Saved data entries
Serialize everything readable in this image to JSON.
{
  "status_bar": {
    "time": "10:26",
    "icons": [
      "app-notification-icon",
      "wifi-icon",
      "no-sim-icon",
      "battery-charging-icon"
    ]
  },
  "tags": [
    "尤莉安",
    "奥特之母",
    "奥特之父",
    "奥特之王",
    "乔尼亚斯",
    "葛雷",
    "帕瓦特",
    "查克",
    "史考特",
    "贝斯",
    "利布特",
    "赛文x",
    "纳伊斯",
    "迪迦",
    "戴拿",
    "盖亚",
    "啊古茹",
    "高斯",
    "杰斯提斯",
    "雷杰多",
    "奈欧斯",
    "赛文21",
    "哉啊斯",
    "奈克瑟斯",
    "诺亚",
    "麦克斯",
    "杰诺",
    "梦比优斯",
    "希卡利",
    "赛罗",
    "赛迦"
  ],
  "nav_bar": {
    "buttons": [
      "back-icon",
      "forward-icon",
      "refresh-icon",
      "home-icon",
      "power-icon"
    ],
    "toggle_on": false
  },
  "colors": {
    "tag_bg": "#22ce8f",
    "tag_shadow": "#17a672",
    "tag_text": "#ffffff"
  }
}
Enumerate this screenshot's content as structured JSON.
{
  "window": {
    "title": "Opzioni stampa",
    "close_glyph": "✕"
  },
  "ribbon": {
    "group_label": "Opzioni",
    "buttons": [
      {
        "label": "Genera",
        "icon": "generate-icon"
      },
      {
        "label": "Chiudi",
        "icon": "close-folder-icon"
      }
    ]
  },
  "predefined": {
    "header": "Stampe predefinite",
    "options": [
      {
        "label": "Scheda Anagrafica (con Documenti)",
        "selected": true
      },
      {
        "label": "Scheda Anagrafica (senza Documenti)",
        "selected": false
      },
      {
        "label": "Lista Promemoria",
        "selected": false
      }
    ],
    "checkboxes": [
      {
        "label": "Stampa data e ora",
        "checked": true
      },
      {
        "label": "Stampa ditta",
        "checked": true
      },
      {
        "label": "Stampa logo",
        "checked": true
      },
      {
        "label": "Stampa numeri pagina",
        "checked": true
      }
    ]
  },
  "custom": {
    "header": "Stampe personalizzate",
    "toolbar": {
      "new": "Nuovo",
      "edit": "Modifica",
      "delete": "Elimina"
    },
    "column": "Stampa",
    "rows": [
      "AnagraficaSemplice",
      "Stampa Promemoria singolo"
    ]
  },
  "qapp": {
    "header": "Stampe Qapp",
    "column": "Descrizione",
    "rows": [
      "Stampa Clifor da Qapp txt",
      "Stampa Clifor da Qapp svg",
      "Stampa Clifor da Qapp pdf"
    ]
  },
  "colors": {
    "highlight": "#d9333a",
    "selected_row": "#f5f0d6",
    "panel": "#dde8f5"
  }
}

* _Do this_:
Write down all the entries again without a single difference.

* _Task output_:
Serialize everything readable in this image to JSON.
{
  "status_bar": {
    "time": "10:26",
    "icons": [
      "app-notification-icon",
      "wifi-icon",
      "no-sim-icon",
      "battery-charging-icon"
    ]
  },
  "tags": [
    "尤莉安",
    "奥特之母",
    "奥特之父",
    "奥特之王",
    "乔尼亚斯",
    "葛雷",
    "帕瓦特",
    "查克",
    "史考特",
    "贝斯",
    "利布特",
    "赛文x",
    "纳伊斯",
    "迪迦",
    "戴拿",
    "盖亚",
    "啊古茹",
    "高斯",
    "杰斯提斯",
    "雷杰多",
    "奈欧斯",
    "赛文21",
    "哉啊斯",
    "奈克瑟斯",
    "诺亚",
    "麦克斯",
    "杰诺",
    "梦比优斯",
    "希卡利",
    "赛罗",
    "赛迦"
  ],
  "nav_bar": {
    "buttons": [
      "back-icon",
      "forward-icon",
      "refresh-icon",
      "home-icon",
      "power-icon"
    ],
    "toggle_on": false
  },
  "colors": {
    "tag_bg": "#22ce8f",
    "tag_shadow": "#17a672",
    "tag_text": "#ffffff"
  }
}
Enumerate this screenshot's content as structured JSON.
{
  "window": {
    "title": "Opzioni stampa",
    "close_glyph": "✕"
  },
  "ribbon": {
    "group_label": "Opzioni",
    "buttons": [
      {
        "label": "Genera",
        "icon": "generate-icon"
      },
      {
        "label": "Chiudi",
        "icon": "close-folder-icon"
      }
    ]
  },
  "predefined": {
    "header": "Stampe predefinite",
    "options": [
      {
        "label": "Scheda Anagrafica (con Documenti)",
        "selected": true
      },
      {
        "label": "Scheda Anagrafica (senza Documenti)",
        "selected": false
      },
      {
        "label": "Lista Promemoria",
        "selected": false
      }
    ],
    "checkboxes": [
      {
        "label": "Stampa data e ora",
        "checked": true
      },
      {
        "label": "Stampa ditta",
        "checked": true
      },
      {
        "label": "Stampa logo",
        "checked": true
      },
      {
        "label": "Stampa numeri pagina",
        "checked": true
      }
    ]
  },
  "custom": {
    "header": "Stampe personalizzate",
    "toolbar": {
      "new": "Nuovo",
      "edit": "Modifica",
      "delete": "Elimina"
    },
    "column": "Stampa",
    "rows": [
      "AnagraficaSemplice",
      "Stampa Promemoria singolo"
    ]
  },
  "qapp": {
    "header": "Stampe Qapp",
    "column": "Descrizione",
    "rows": [
      "Stampa Clifor da Qapp txt",
      "Stampa Clifor da Qapp svg",
      "Stampa Clifor da Qapp pdf"
    ]
  },
  "colors": {
    "highlight": "#d9333a",
    "selected_row": "#f5f0d6",
    "panel": "#dde8f5"
  }
}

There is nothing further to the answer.